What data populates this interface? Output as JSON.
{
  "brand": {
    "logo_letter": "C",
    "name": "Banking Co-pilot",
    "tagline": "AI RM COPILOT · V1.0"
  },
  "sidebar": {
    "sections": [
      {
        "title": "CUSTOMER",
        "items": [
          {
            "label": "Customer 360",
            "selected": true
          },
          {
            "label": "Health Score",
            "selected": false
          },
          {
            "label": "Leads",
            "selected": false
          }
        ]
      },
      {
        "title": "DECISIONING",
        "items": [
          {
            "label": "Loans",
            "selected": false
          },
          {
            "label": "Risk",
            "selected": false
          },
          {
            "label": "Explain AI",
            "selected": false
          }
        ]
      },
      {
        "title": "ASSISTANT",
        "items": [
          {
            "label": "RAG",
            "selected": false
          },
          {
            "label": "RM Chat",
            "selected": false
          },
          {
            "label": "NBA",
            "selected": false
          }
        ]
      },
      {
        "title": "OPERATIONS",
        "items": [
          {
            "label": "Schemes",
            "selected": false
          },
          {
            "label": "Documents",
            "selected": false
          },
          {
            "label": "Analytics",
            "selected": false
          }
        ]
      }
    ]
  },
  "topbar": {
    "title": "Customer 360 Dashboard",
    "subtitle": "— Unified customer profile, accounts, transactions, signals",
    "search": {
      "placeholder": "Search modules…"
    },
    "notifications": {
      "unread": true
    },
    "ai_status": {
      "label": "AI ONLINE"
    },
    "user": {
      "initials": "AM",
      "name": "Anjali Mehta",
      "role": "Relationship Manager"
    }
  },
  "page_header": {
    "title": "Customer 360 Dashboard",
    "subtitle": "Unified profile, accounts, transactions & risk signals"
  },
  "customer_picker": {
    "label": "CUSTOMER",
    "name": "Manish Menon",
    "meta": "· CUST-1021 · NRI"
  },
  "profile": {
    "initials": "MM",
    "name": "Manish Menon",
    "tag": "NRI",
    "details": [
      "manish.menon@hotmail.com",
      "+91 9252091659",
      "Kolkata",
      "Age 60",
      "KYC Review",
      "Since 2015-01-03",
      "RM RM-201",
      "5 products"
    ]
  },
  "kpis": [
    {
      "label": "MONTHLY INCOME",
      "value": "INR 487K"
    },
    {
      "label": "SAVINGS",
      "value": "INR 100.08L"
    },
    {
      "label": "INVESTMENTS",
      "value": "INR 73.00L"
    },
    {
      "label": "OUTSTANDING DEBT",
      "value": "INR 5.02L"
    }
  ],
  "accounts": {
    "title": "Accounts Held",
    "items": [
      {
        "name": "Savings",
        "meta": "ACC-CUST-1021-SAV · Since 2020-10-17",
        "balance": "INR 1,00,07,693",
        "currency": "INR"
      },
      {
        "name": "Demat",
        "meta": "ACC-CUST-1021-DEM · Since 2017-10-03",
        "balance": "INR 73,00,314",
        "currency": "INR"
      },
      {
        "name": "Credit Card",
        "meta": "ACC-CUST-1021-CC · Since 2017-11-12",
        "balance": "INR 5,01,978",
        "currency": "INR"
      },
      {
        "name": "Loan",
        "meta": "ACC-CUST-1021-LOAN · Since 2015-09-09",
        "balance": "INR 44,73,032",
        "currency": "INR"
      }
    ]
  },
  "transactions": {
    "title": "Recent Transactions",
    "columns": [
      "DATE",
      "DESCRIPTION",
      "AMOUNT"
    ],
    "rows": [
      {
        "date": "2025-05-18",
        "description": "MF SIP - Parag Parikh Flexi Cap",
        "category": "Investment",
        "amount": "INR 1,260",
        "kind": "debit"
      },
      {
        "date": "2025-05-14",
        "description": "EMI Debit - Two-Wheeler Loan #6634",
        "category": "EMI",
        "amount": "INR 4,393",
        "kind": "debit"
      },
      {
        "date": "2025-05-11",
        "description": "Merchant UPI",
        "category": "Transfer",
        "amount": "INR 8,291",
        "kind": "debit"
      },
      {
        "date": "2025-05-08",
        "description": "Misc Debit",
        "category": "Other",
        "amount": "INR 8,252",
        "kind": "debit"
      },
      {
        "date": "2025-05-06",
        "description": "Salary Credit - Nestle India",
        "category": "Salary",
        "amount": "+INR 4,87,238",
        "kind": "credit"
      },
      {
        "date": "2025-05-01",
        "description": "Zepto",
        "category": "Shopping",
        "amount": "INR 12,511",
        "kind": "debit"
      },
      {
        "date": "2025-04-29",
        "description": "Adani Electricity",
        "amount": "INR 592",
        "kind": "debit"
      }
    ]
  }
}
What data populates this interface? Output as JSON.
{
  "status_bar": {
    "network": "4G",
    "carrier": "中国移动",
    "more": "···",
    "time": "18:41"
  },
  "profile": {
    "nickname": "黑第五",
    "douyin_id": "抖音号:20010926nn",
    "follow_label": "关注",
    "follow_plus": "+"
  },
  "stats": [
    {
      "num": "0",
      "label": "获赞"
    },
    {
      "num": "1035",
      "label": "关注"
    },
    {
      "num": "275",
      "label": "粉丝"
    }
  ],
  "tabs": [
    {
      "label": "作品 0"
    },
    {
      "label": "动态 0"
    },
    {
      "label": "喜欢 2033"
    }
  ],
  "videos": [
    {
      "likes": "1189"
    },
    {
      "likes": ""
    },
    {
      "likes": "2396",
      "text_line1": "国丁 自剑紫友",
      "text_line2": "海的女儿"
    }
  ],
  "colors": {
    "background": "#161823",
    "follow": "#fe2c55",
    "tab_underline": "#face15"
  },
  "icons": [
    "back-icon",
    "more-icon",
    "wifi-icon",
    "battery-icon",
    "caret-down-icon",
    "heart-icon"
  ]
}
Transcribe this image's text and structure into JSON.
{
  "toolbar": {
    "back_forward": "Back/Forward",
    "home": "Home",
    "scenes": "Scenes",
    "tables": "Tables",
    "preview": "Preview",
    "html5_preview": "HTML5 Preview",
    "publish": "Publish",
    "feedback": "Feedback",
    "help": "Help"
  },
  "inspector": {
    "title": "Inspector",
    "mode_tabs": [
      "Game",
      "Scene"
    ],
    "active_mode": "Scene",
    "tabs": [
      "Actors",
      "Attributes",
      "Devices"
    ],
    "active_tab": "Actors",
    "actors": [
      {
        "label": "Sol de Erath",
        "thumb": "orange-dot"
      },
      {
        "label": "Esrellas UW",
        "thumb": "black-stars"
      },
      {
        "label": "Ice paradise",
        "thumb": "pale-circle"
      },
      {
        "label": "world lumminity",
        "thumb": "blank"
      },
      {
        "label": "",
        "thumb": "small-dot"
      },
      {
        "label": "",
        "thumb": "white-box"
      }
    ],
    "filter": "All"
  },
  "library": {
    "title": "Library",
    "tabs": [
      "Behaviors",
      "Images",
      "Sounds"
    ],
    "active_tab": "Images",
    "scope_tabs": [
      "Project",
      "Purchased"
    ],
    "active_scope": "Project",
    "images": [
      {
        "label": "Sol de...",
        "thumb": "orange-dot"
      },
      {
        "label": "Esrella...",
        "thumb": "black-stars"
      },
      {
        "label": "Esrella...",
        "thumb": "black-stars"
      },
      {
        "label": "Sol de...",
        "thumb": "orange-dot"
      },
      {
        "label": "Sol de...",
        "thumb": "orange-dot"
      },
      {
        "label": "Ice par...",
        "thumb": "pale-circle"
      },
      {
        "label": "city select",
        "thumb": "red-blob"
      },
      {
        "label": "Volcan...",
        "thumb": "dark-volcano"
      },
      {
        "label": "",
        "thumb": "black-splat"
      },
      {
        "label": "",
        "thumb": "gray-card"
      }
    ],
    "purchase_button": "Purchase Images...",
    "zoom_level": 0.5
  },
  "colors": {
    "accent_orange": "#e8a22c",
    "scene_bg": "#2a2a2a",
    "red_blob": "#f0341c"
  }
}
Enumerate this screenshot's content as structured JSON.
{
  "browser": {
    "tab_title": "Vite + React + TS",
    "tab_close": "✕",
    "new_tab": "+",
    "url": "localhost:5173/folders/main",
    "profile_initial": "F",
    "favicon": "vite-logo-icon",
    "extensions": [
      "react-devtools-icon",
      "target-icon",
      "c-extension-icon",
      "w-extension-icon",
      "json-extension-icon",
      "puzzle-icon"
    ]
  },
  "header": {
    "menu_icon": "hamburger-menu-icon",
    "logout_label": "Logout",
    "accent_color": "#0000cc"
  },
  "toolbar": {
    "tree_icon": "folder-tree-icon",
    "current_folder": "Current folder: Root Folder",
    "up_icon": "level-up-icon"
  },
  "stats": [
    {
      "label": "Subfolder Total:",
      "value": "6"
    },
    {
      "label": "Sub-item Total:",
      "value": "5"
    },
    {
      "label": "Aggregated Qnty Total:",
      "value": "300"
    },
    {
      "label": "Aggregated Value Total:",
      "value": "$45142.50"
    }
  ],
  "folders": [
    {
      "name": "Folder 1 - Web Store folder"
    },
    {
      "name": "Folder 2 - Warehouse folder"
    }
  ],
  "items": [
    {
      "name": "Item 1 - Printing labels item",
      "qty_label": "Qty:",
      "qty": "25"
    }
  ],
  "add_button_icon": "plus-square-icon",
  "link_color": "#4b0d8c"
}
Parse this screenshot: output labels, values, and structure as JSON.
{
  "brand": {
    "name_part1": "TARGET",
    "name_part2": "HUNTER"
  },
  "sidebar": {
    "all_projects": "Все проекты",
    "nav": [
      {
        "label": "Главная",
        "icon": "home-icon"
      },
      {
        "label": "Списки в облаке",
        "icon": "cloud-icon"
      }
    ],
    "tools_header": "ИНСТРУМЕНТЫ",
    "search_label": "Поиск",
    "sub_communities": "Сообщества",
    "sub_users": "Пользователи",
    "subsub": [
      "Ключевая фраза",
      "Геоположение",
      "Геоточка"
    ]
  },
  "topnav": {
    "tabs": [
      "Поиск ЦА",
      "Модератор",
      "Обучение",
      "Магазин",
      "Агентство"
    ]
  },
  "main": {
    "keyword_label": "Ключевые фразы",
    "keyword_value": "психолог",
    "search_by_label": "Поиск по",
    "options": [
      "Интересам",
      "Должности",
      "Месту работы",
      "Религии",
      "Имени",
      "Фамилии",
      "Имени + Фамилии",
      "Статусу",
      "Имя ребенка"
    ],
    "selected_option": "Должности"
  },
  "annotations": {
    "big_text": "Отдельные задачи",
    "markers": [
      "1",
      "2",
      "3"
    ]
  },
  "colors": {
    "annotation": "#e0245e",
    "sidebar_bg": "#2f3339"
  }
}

■ TASK STATEMENT: Emit verbatim the lines running from the one with "Parse this screenshot: output" through the last line of the data, both endpoints inclusive.

■ FULL RESPONSE:
Parse this screenshot: output labels, values, and structure as JSON.
{
  "brand": {
    "name_part1": "TARGET",
    "name_part2": "HUNTER"
  },
  "sidebar": {
    "all_projects": "Все проекты",
    "nav": [
      {
        "label": "Главная",
        "icon": "home-icon"
      },
      {
        "label": "Списки в облаке",
        "icon": "cloud-icon"
      }
    ],
    "tools_header": "ИНСТРУМЕНТЫ",
    "search_label": "Поиск",
    "sub_communities": "Сообщества",
    "sub_users": "Пользователи",
    "subsub": [
      "Ключевая фраза",
      "Геоположение",
      "Геоточка"
    ]
  },
  "topnav": {
    "tabs": [
      "Поиск ЦА",
      "Модератор",
      "Обучение",
      "Магазин",
      "Агентство"
    ]
  },
  "main": {
    "keyword_label": "Ключевые фразы",
    "keyword_value": "психолог",
    "search_by_label": "Поиск по",
    "options": [
      "Интересам",
      "Должности",
      "Месту работы",
      "Религии",
      "Имени",
      "Фамилии",
      "Имени + Фамилии",
      "Статусу",
      "Имя ребенка"
    ],
    "selected_option": "Должности"
  },
  "annotations": {
    "big_text": "Отдельные задачи",
    "markers": [
      "1",
      "2",
      "3"
    ]
  },
  "colors": {
    "annotation": "#e0245e",
    "sidebar_bg": "#2f3339"
  }
}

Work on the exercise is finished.